■ Given request
Repeat the records word for word, excluding any picture.

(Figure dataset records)
-*-*-

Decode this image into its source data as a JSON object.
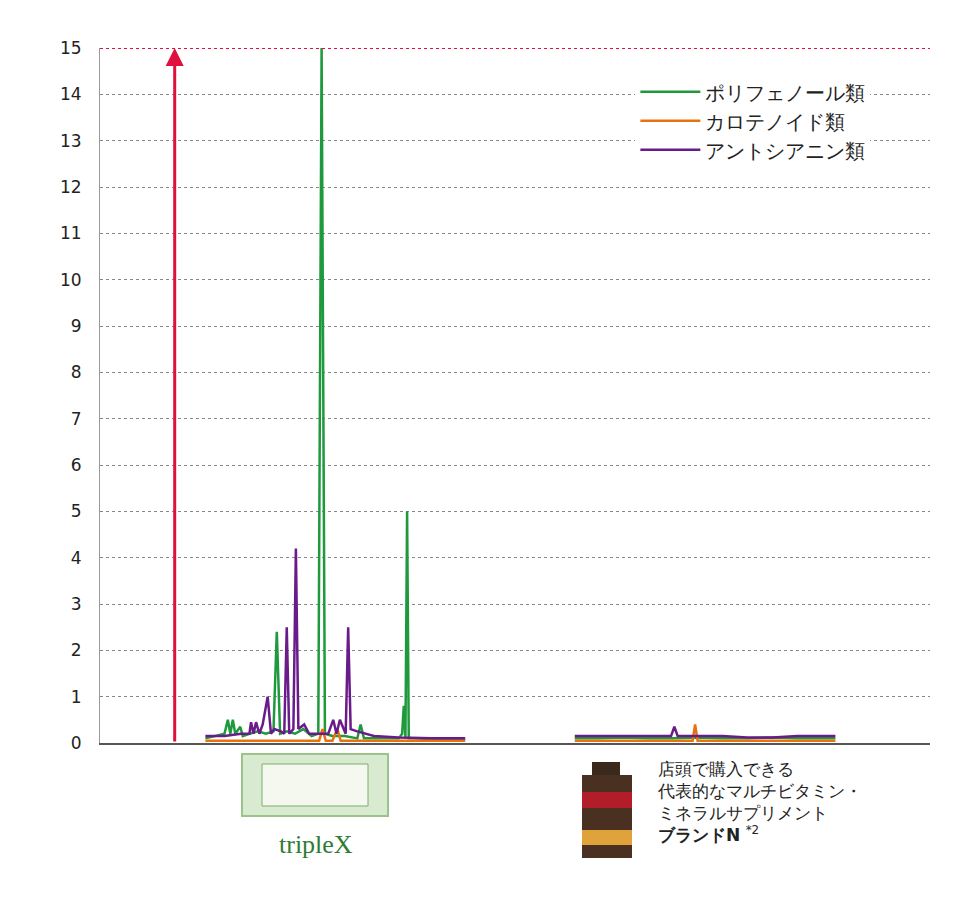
{
  "chart_data": {
    "type": "line",
    "xlim": [
      0,
      100
    ],
    "ylim": [
      0,
      15
    ],
    "yticks": [
      0,
      1,
      2,
      3,
      4,
      5,
      6,
      7,
      8,
      9,
      10,
      11,
      12,
      13,
      14,
      15
    ],
    "grid": true,
    "legend": "top-right",
    "tick_labels": "y",
    "series": [
      {
        "name": "ポリフェノール類",
        "color": "#1e9a3c",
        "x": [
          12.7,
          14.0,
          15.0,
          15.4,
          15.7,
          16.0,
          16.3,
          16.9,
          17.2,
          18.0,
          19.0,
          20.0,
          20.9,
          21.3,
          21.7,
          22.5,
          23.5,
          24.5,
          25.5,
          26.3,
          26.7,
          27.1,
          28.0,
          29.5,
          31.0,
          31.4,
          31.8,
          33.0,
          34.5,
          36.0,
          36.4,
          36.6,
          36.8,
          37.0,
          37.2,
          38.0,
          40.0,
          42.0,
          44.0,
          50,
          57.2,
          60,
          63,
          66,
          69,
          72,
          75,
          78,
          81,
          84,
          88.6
        ],
        "values": [
          0.1,
          0.15,
          0.2,
          0.5,
          0.2,
          0.5,
          0.2,
          0.35,
          0.15,
          0.2,
          0.25,
          0.2,
          0.25,
          2.4,
          0.2,
          0.25,
          0.2,
          0.3,
          0.15,
          0.2,
          15,
          0.2,
          0.15,
          0.15,
          0.1,
          0.4,
          0.1,
          0.1,
          0.1,
          0.1,
          0.2,
          0.8,
          0.1,
          5.0,
          0.1,
          0.1,
          0.08,
          0.07,
          0.07,
          null,
          0.1,
          0.1,
          0.12,
          0.1,
          0.1,
          0.12,
          0.1,
          0.1,
          0.12,
          0.1,
          0.1
        ]
      },
      {
        "name": "カロテノイド類",
        "color": "#e8730e",
        "x": [
          12.7,
          18,
          24,
          26.4,
          26.8,
          27.2,
          28,
          28.6,
          29,
          29.4,
          33,
          38,
          44,
          50,
          57.2,
          62,
          67,
          71.4,
          71.7,
          72.0,
          76,
          82,
          88.6
        ],
        "values": [
          0.05,
          0.05,
          0.05,
          0.05,
          0.3,
          0.05,
          0.05,
          0.3,
          0.05,
          0.05,
          0.05,
          0.05,
          0.05,
          null,
          0.05,
          0.05,
          0.05,
          0.05,
          0.4,
          0.05,
          0.05,
          0.05,
          0.05
        ]
      },
      {
        "name": "アントシアニン類",
        "color": "#6a1b8a",
        "x": [
          12.7,
          15.0,
          17.0,
          18.0,
          18.2,
          18.5,
          18.8,
          19.2,
          19.6,
          20.2,
          20.6,
          21.0,
          21.8,
          22.2,
          22.5,
          22.8,
          23.3,
          23.6,
          23.9,
          24.6,
          25.2,
          26.0,
          27.5,
          28.1,
          28.5,
          28.9,
          29.4,
          29.6,
          29.9,
          30.2,
          31.0,
          33.0,
          36.0,
          40.0,
          44.0,
          50,
          57.2,
          60,
          63,
          66,
          68.8,
          69.2,
          69.6,
          72,
          75,
          78,
          81,
          84,
          88.6
        ],
        "values": [
          0.15,
          0.15,
          0.2,
          0.2,
          0.45,
          0.2,
          0.45,
          0.2,
          0.4,
          1.0,
          0.2,
          0.3,
          0.25,
          0.2,
          2.5,
          0.2,
          0.3,
          4.2,
          0.3,
          0.4,
          0.2,
          0.2,
          0.2,
          0.5,
          0.2,
          0.5,
          0.3,
          0.2,
          2.5,
          0.3,
          0.25,
          0.15,
          0.12,
          0.1,
          0.1,
          null,
          0.15,
          0.15,
          0.15,
          0.15,
          0.15,
          0.35,
          0.15,
          0.15,
          0.15,
          0.12,
          0.12,
          0.15,
          0.15
        ]
      }
    ],
    "reference_line": {
      "y": 15,
      "color": "#e0103c",
      "line_style": "dotted"
    },
    "arrow": {
      "x": 9,
      "from": 0,
      "to": 15,
      "color": "#e0103c"
    },
    "annotations": [
      {
        "x": 26,
        "text": "tripleX"
      },
      {
        "x": 66.9,
        "lines": [
          "店頭で購入できる",
          "代表的なマルチビタミン・",
          "ミネラルサプリメント"
        ],
        "bold": "ブランドN",
        "note": "*2"
      }
    ]
  }
}
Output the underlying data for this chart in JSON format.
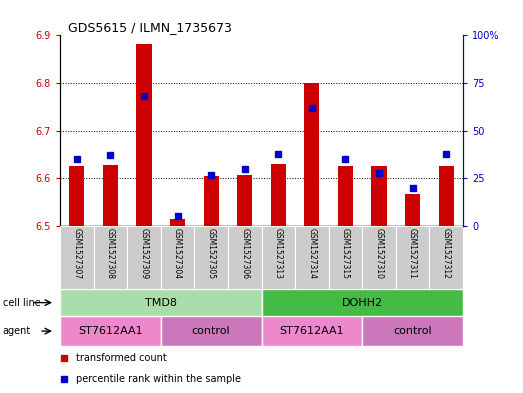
{
  "title": "GDS5615 / ILMN_1735673",
  "samples": [
    "GSM1527307",
    "GSM1527308",
    "GSM1527309",
    "GSM1527304",
    "GSM1527305",
    "GSM1527306",
    "GSM1527313",
    "GSM1527314",
    "GSM1527315",
    "GSM1527310",
    "GSM1527311",
    "GSM1527312"
  ],
  "red_values": [
    6.625,
    6.628,
    6.882,
    6.515,
    6.605,
    6.608,
    6.63,
    6.8,
    6.625,
    6.625,
    6.568,
    6.625
  ],
  "blue_percentiles": [
    35,
    37,
    68,
    5,
    27,
    30,
    38,
    62,
    35,
    28,
    20,
    38
  ],
  "ymin": 6.5,
  "ymax": 6.9,
  "y_ticks": [
    6.5,
    6.6,
    6.7,
    6.8,
    6.9
  ],
  "right_y_ticks": [
    0,
    25,
    50,
    75,
    100
  ],
  "right_y_labels": [
    "0",
    "25",
    "50",
    "75",
    "100%"
  ],
  "cell_line_groups": [
    {
      "label": "TMD8",
      "start": 0,
      "end": 6,
      "color": "#aaddaa"
    },
    {
      "label": "DOHH2",
      "start": 6,
      "end": 12,
      "color": "#44bb44"
    }
  ],
  "agent_groups": [
    {
      "label": "ST7612AA1",
      "start": 0,
      "end": 3,
      "color": "#ee88cc"
    },
    {
      "label": "control",
      "start": 3,
      "end": 6,
      "color": "#cc77bb"
    },
    {
      "label": "ST7612AA1",
      "start": 6,
      "end": 9,
      "color": "#ee88cc"
    },
    {
      "label": "control",
      "start": 9,
      "end": 12,
      "color": "#cc77bb"
    }
  ],
  "bar_color": "#cc0000",
  "dot_color": "#0000cc",
  "sample_bg": "#cccccc",
  "bar_width": 0.45
}
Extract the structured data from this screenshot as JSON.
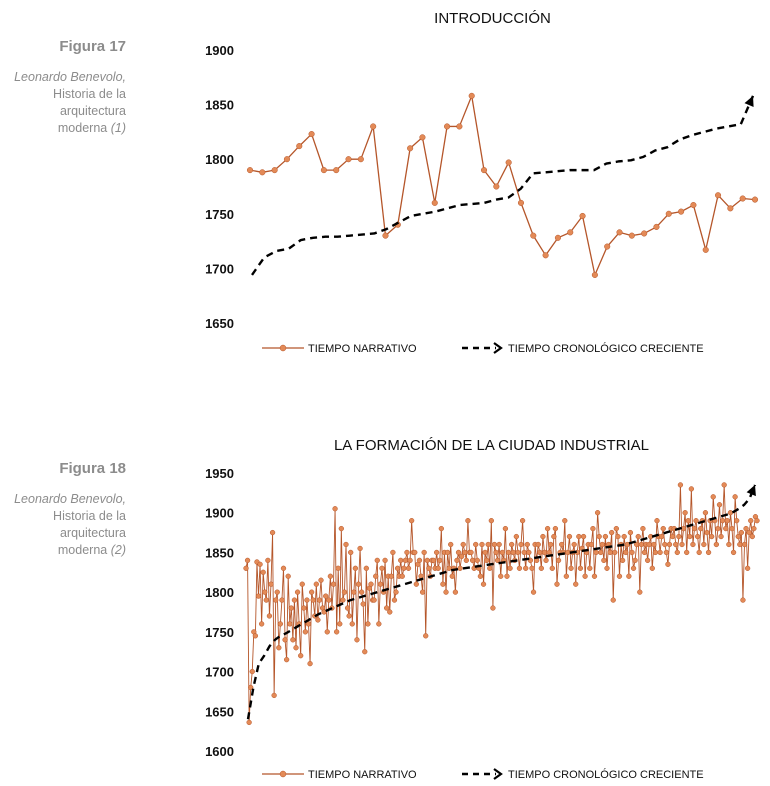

-*-*-

■ Exercise solution
Decode this image into its source data as a JSON object.
{
  "chart_data": {
    "type": "line",
    "xlim": [
      0,
      100
    ],
    "ylim": [
      0,
      15
    ],
    "yticks": [
      0,
      1,
      2,
      3,
      4,
      5,
      6,
      7,
      8,
      9,
      10,
      11,
      12,
      13,
      14,
      15
    ],
    "grid": true,
    "legend": "top-right",
    "tick_labels": "y",
    "series": [
      {
        "name": "ポリフェノール類",
        "color": "#1e9a3c",
        "x": [
          12.7,
          14.0,
          15.0,
          15.4,
          15.7,
          16.0,
          16.3,
          16.9,
          17.2,
          18.0,
          19.0,
          20.0,
          20.9,
          21.3,
          21.7,
          22.5,
          23.5,
          24.5,
          25.5,
          26.3,
          26.7,
          27.1,
          28.0,
          29.5,
          31.0,
          31.4,
          31.8,
          33.0,
          34.5,
          36.0,
          36.4,
          36.6,
          36.8,
          37.0,
          37.2,
          38.0,
          40.0,
          42.0,
          44.0,
          50,
          57.2,
          60,
          63,
          66,
          69,
          72,
          75,
          78,
          81,
          84,
          88.6
        ],
        "values": [
          0.1,
          0.15,
          0.2,
          0.5,
          0.2,
          0.5,
          0.2,
          0.35,
          0.15,
          0.2,
          0.25,
          0.2,
          0.25,
          2.4,
          0.2,
          0.25,
          0.2,
          0.3,
          0.15,
          0.2,
          15,
          0.2,
          0.15,
          0.15,
          0.1,
          0.4,
          0.1,
          0.1,
          0.1,
          0.1,
          0.2,
          0.8,
          0.1,
          5.0,
          0.1,
          0.1,
          0.08,
          0.07,
          0.07,
          null,
          0.1,
          0.1,
          0.12,
          0.1,
          0.1,
          0.12,
          0.1,
          0.1,
          0.12,
          0.1,
          0.1
        ]
      },
      {
        "name": "カロテノイド類",
        "color": "#e8730e",
        "x": [
          12.7,
          18,
          24,
          26.4,
          26.8,
          27.2,
          28,
          28.6,
          29,
          29.4,
          33,
          38,
          44,
          50,
          57.2,
          62,
          67,
          71.4,
          71.7,
          72.0,
          76,
          82,
          88.6
        ],
        "values": [
          0.05,
          0.05,
          0.05,
          0.05,
          0.3,
          0.05,
          0.05,
          0.3,
          0.05,
          0.05,
          0.05,
          0.05,
          0.05,
          null,
          0.05,
          0.05,
          0.05,
          0.05,
          0.4,
          0.05,
          0.05,
          0.05,
          0.05
        ]
      },
      {
        "name": "アントシアニン類",
        "color": "#6a1b8a",
        "x": [
          12.7,
          15.0,
          17.0,
          18.0,
          18.2,
          18.5,
          18.8,
          19.2,
          19.6,
          20.2,
          20.6,
          21.0,
          21.8,
          22.2,
          22.5,
          22.8,
          23.3,
          23.6,
          23.9,
          24.6,
          25.2,
          26.0,
          27.5,
          28.1,
          28.5,
          28.9,
          29.4,
          29.6,
          29.9,
          30.2,
          31.0,
          33.0,
          36.0,
          40.0,
          44.0,
          50,
          57.2,
          60,
          63,
          66,
          68.8,
          69.2,
          69.6,
          72,
          75,
          78,
          81,
          84,
          88.6
        ],
        "values": [
          0.15,
          0.15,
          0.2,
          0.2,
          0.45,
          0.2,
          0.45,
          0.2,
          0.4,
          1.0,
          0.2,
          0.3,
          0.25,
          0.2,
          2.5,
          0.2,
          0.3,
          4.2,
          0.3,
          0.4,
          0.2,
          0.2,
          0.2,
          0.5,
          0.2,
          0.5,
          0.3,
          0.2,
          2.5,
          0.3,
          0.25,
          0.15,
          0.12,
          0.1,
          0.1,
          null,
          0.15,
          0.15,
          0.15,
          0.15,
          0.15,
          0.35,
          0.15,
          0.15,
          0.15,
          0.12,
          0.12,
          0.15,
          0.15
        ]
      }
    ],
    "reference_line": {
      "y": 15,
      "color": "#e0103c",
      "line_style": "dotted"
    },
    "arrow": {
      "x": 9,
      "from": 0,
      "to": 15,
      "color": "#e0103c"
    },
    "annotations": [
      {
        "x": 26,
        "text": "tripleX"
      },
      {
        "x": 66.9,
        "lines": [
          "店頭で購入できる",
          "代表的なマルチビタミン・",
          "ミネラルサプリメント"
        ],
        "bold": "ブランドN",
        "note": "*2"
      }
    ]
  }
}
Output the underlying data for this chart in JSON format.
{
  "title": "GDS5615 / ILMN_1735673",
  "samples": [
    "GSM1527307",
    "GSM1527308",
    "GSM1527309",
    "GSM1527304",
    "GSM1527305",
    "GSM1527306",
    "GSM1527313",
    "GSM1527314",
    "GSM1527315",
    "GSM1527310",
    "GSM1527311",
    "GSM1527312"
  ],
  "red_values": [
    6.625,
    6.628,
    6.882,
    6.515,
    6.605,
    6.608,
    6.63,
    6.8,
    6.625,
    6.625,
    6.568,
    6.625
  ],
  "blue_percentiles": [
    35,
    37,
    68,
    5,
    27,
    30,
    38,
    62,
    35,
    28,
    20,
    38
  ],
  "ymin": 6.5,
  "ymax": 6.9,
  "y_ticks": [
    6.5,
    6.6,
    6.7,
    6.8,
    6.9
  ],
  "right_y_ticks": [
    0,
    25,
    50,
    75,
    100
  ],
  "right_y_labels": [
    "0",
    "25",
    "50",
    "75",
    "100%"
  ],
  "cell_line_groups": [
    {
      "label": "TMD8",
      "start": 0,
      "end": 6,
      "color": "#aaddaa"
    },
    {
      "label": "DOHH2",
      "start": 6,
      "end": 12,
      "color": "#44bb44"
    }
  ],
  "agent_groups": [
    {
      "label": "ST7612AA1",
      "start": 0,
      "end": 3,
      "color": "#ee88cc"
    },
    {
      "label": "control",
      "start": 3,
      "end": 6,
      "color": "#cc77bb"
    },
    {
      "label": "ST7612AA1",
      "start": 6,
      "end": 9,
      "color": "#ee88cc"
    },
    {
      "label": "control",
      "start": 9,
      "end": 12,
      "color": "#cc77bb"
    }
  ],
  "bar_color": "#cc0000",
  "dot_color": "#0000cc",
  "sample_bg": "#cccccc",
  "bar_width": 0.45
}
Extract the structured data from this screenshot as JSON.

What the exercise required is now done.